> [Problem]: Print all of the data exactly as written.

> [Dataset entries]:
════════════════════

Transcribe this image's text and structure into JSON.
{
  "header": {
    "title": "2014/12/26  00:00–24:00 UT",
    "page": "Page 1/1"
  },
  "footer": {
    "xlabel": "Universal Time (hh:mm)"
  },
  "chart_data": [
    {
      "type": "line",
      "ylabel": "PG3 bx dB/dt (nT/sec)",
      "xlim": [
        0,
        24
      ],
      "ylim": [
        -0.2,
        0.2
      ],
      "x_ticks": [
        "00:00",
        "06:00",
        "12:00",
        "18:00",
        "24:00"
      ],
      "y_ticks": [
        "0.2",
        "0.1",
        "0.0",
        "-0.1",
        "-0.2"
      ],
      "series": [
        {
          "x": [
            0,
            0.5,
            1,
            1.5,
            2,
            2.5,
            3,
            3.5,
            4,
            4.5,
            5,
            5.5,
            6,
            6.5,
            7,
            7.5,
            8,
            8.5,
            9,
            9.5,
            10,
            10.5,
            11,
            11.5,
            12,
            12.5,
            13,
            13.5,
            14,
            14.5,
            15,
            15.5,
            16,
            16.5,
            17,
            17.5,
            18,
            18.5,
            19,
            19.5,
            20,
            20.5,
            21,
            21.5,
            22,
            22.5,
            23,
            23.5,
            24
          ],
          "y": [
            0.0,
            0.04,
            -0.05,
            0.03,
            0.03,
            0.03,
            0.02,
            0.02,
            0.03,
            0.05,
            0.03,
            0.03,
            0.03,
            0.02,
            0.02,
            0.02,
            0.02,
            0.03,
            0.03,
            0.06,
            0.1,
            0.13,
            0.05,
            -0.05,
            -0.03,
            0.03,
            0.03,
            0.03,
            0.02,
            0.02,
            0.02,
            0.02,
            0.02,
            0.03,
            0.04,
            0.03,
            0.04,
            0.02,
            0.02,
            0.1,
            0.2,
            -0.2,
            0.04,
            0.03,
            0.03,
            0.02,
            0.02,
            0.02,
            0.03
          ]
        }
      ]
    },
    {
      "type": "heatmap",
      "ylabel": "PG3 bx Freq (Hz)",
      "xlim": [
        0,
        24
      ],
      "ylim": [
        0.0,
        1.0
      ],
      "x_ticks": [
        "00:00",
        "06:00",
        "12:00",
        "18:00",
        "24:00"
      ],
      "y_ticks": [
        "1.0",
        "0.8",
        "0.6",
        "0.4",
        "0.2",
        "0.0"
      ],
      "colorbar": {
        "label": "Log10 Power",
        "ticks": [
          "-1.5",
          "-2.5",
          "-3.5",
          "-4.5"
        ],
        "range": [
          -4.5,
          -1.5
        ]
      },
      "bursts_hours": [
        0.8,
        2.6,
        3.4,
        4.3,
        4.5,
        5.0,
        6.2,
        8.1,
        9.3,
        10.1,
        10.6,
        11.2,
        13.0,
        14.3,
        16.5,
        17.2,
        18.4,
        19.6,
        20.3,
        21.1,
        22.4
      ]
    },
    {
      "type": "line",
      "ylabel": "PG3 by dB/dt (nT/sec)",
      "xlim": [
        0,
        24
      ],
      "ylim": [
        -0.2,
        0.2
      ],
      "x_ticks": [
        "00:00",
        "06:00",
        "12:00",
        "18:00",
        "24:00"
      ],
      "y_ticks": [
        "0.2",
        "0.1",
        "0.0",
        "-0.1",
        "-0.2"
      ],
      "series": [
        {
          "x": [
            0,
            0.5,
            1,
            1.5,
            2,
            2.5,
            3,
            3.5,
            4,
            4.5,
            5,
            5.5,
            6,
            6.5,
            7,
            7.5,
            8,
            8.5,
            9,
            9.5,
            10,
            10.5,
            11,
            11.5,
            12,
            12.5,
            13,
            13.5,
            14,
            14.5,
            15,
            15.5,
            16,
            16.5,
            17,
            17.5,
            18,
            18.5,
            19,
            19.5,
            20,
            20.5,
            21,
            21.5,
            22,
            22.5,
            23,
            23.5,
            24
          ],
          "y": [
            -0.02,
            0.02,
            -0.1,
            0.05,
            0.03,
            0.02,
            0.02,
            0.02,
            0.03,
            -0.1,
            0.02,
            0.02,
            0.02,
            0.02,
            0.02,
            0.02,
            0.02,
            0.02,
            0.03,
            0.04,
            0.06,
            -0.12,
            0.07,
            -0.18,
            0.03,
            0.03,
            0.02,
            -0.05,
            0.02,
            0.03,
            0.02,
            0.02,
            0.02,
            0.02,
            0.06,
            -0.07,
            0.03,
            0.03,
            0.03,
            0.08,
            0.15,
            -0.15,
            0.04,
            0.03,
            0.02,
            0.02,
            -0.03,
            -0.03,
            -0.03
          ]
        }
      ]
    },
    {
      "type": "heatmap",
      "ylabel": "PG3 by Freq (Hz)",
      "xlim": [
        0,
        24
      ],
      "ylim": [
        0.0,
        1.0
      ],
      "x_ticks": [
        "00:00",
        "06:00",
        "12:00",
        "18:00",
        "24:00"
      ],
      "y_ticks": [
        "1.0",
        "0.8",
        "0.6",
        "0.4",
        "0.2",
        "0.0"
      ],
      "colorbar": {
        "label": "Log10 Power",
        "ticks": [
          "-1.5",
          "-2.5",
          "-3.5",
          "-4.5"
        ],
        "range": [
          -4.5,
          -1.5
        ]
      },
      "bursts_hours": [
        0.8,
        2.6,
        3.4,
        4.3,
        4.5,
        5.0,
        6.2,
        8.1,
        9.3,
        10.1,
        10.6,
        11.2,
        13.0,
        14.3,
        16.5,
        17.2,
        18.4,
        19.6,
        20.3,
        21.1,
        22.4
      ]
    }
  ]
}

════════════════════

> [Response]:
Transcribe this image's text and structure into JSON.
{
  "header": {
    "title": "2014/12/26  00:00–24:00 UT",
    "page": "Page 1/1"
  },
  "footer": {
    "xlabel": "Universal Time (hh:mm)"
  },
  "chart_data": [
    {
      "type": "line",
      "ylabel": "PG3 bx dB/dt (nT/sec)",
      "xlim": [
        0,
        24
      ],
      "ylim": [
        -0.2,
        0.2
      ],
      "x_ticks": [
        "00:00",
        "06:00",
        "12:00",
        "18:00",
        "24:00"
      ],
      "y_ticks": [
        "0.2",
        "0.1",
        "0.0",
        "-0.1",
        "-0.2"
      ],
      "series": [
        {
          "x": [
            0,
            0.5,
            1,
            1.5,
            2,
            2.5,
            3,
            3.5,
            4,
            4.5,
            5,
            5.5,
            6,
            6.5,
            7,
            7.5,
            8,
            8.5,
            9,
            9.5,
            10,
            10.5,
            11,
            11.5,
            12,
            12.5,
            13,
            13.5,
            14,
            14.5,
            15,
            15.5,
            16,
            16.5,
            17,
            17.5,
            18,
            18.5,
            19,
            19.5,
            20,
            20.5,
            21,
            21.5,
            22,
            22.5,
            23,
            23.5,
            24
          ],
          "y": [
            0.0,
            0.04,
            -0.05,
            0.03,
            0.03,
            0.03,
            0.02,
            0.02,
            0.03,
            0.05,
            0.03,
            0.03,
            0.03,
            0.02,
            0.02,
            0.02,
            0.02,
            0.03,
            0.03,
            0.06,
            0.1,
            0.13,
            0.05,
            -0.05,
            -0.03,
            0.03,
            0.03,
            0.03,
            0.02,
            0.02,
            0.02,
            0.02,
            0.02,
            0.03,
            0.04,
            0.03,
            0.04,
            0.02,
            0.02,
            0.1,
            0.2,
            -0.2,
            0.04,
            0.03,
            0.03,
            0.02,
            0.02,
            0.02,
            0.03
          ]
        }
      ]
    },
    {
      "type": "heatmap",
      "ylabel": "PG3 bx Freq (Hz)",
      "xlim": [
        0,
        24
      ],
      "ylim": [
        0.0,
        1.0
      ],
      "x_ticks": [
        "00:00",
        "06:00",
        "12:00",
        "18:00",
        "24:00"
      ],
      "y_ticks": [
        "1.0",
        "0.8",
        "0.6",
        "0.4",
        "0.2",
        "0.0"
      ],
      "colorbar": {
        "label": "Log10 Power",
        "ticks": [
          "-1.5",
          "-2.5",
          "-3.5",
          "-4.5"
        ],
        "range": [
          -4.5,
          -1.5
        ]
      },
      "bursts_hours": [
        0.8,
        2.6,
        3.4,
        4.3,
        4.5,
        5.0,
        6.2,
        8.1,
        9.3,
        10.1,
        10.6,
        11.2,
        13.0,
        14.3,
        16.5,
        17.2,
        18.4,
        19.6,
        20.3,
        21.1,
        22.4
      ]
    },
    {
      "type": "line",
      "ylabel": "PG3 by dB/dt (nT/sec)",
      "xlim": [
        0,
        24
      ],
      "ylim": [
        -0.2,
        0.2
      ],
      "x_ticks": [
        "00:00",
        "06:00",
        "12:00",
        "18:00",
        "24:00"
      ],
      "y_ticks": [
        "0.2",
        "0.1",
        "0.0",
        "-0.1",
        "-0.2"
      ],
      "series": [
        {
          "x": [
            0,
            0.5,
            1,
            1.5,
            2,
            2.5,
            3,
            3.5,
            4,
            4.5,
            5,
            5.5,
            6,
            6.5,
            7,
            7.5,
            8,
            8.5,
            9,
            9.5,
            10,
            10.5,
            11,
            11.5,
            12,
            12.5,
            13,
            13.5,
            14,
            14.5,
            15,
            15.5,
            16,
            16.5,
            17,
            17.5,
            18,
            18.5,
            19,
            19.5,
            20,
            20.5,
            21,
            21.5,
            22,
            22.5,
            23,
            23.5,
            24
          ],
          "y": [
            -0.02,
            0.02,
            -0.1,
            0.05,
            0.03,
            0.02,
            0.02,
            0.02,
            0.03,
            -0.1,
            0.02,
            0.02,
            0.02,
            0.02,
            0.02,
            0.02,
            0.02,
            0.02,
            0.03,
            0.04,
            0.06,
            -0.12,
            0.07,
            -0.18,
            0.03,
            0.03,
            0.02,
            -0.05,
            0.02,
            0.03,
            0.02,
            0.02,
            0.02,
            0.02,
            0.06,
            -0.07,
            0.03,
            0.03,
            0.03,
            0.08,
            0.15,
            -0.15,
            0.04,
            0.03,
            0.02,
            0.02,
            -0.03,
            -0.03,
            -0.03
          ]
        }
      ]
    },
    {
      "type": "heatmap",
      "ylabel": "PG3 by Freq (Hz)",
      "xlim": [
        0,
        24
      ],
      "ylim": [
        0.0,
        1.0
      ],
      "x_ticks": [
        "00:00",
        "06:00",
        "12:00",
        "18:00",
        "24:00"
      ],
      "y_ticks": [
        "1.0",
        "0.8",
        "0.6",
        "0.4",
        "0.2",
        "0.0"
      ],
      "colorbar": {
        "label": "Log10 Power",
        "ticks": [
          "-1.5",
          "-2.5",
          "-3.5",
          "-4.5"
        ],
        "range": [
          -4.5,
          -1.5
        ]
      },
      "bursts_hours": [
        0.8,
        2.6,
        3.4,
        4.3,
        4.5,
        5.0,
        6.2,
        8.1,
        9.3,
        10.1,
        10.6,
        11.2,
        13.0,
        14.3,
        16.5,
        17.2,
        18.4,
        19.6,
        20.3,
        21.1,
        22.4
      ]
    }
  ]
}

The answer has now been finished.